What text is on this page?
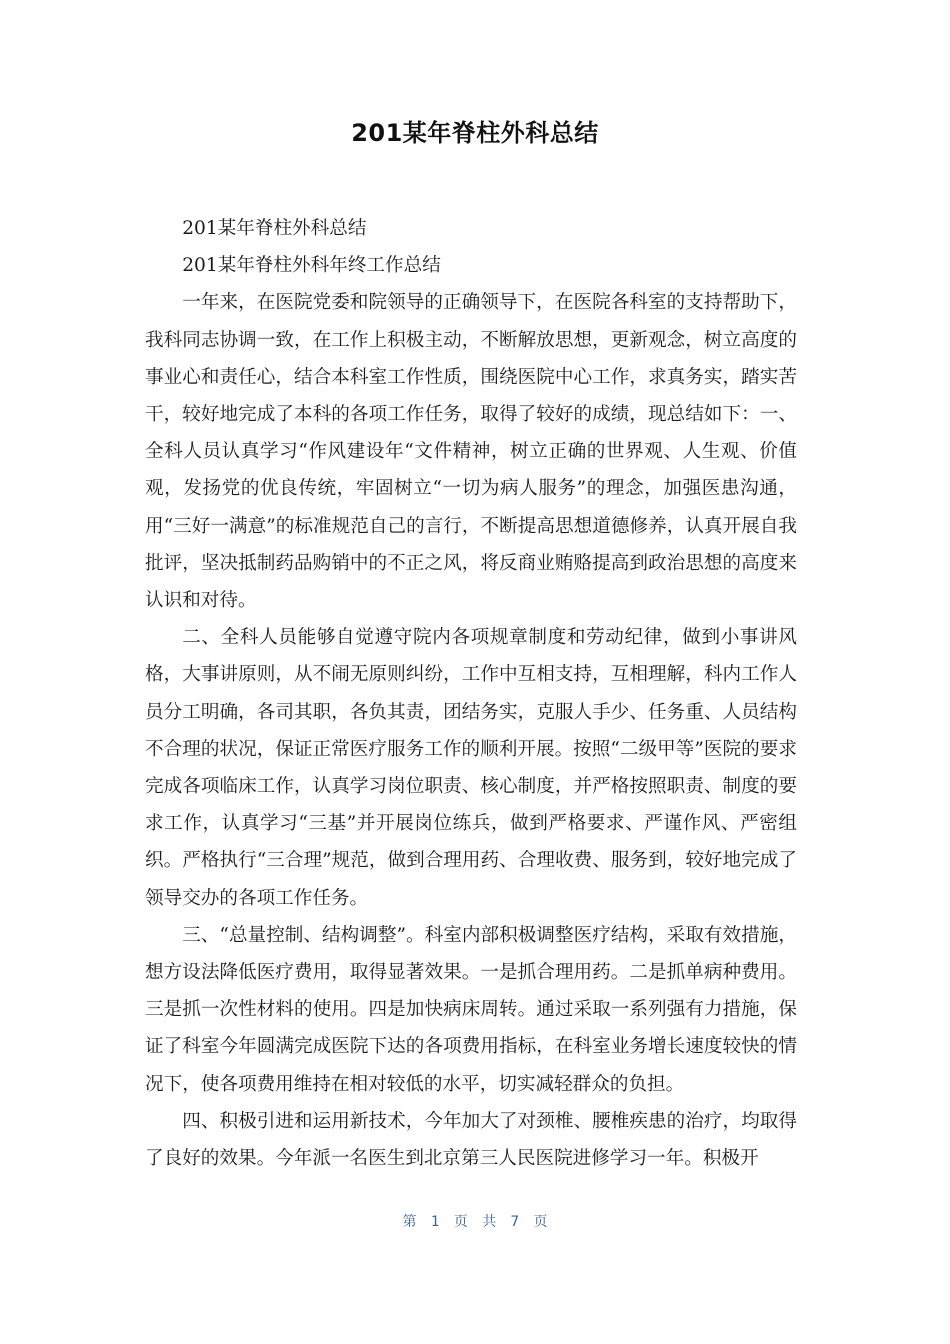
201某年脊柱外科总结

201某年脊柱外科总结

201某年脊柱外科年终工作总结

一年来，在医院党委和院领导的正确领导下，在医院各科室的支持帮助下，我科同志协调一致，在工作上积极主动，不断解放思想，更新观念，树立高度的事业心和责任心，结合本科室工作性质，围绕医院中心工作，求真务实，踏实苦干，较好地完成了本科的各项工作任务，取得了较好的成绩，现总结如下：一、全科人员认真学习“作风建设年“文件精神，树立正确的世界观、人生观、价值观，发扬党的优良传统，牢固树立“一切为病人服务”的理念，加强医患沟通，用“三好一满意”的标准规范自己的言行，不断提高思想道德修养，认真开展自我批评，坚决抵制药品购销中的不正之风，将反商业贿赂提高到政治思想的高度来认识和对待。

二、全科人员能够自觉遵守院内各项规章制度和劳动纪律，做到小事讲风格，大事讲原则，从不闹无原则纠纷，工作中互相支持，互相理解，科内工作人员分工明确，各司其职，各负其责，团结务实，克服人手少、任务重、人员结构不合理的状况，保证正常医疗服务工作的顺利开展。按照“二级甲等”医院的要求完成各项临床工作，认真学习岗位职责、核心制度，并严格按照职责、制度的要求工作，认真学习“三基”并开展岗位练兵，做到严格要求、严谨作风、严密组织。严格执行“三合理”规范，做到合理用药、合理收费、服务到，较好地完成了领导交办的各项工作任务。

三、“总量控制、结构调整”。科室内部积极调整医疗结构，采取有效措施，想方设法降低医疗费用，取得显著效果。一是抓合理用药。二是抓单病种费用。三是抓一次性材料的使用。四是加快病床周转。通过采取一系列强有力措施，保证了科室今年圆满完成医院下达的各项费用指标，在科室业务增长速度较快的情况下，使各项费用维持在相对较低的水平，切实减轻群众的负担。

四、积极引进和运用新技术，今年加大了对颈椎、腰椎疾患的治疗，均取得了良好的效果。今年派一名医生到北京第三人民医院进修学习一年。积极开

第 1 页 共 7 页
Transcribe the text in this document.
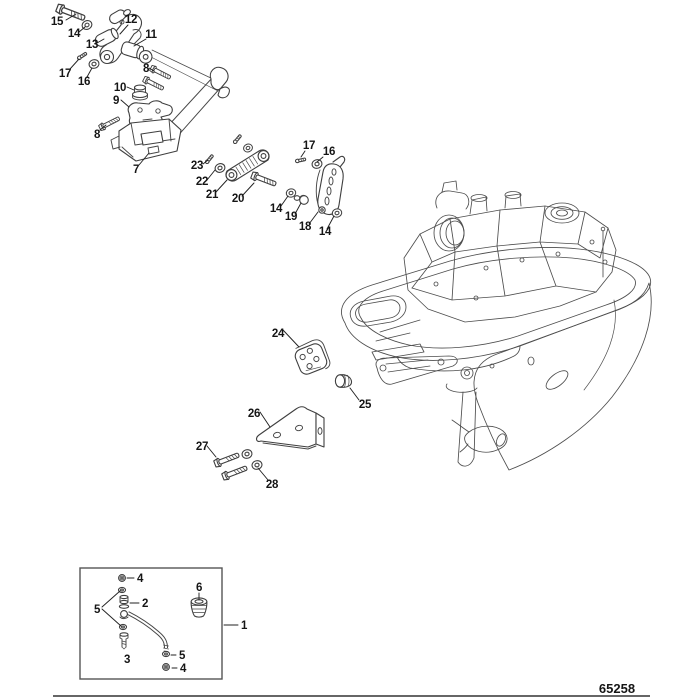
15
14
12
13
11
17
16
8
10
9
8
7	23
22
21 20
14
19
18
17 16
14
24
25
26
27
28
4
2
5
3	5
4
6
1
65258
—————
GIVEN PROBLEM
Working from the listing above, pick out every line that has "text" and copy it.

REPLY TO THE EXERCISE
What text is on this page?
Transcribe the text in this document.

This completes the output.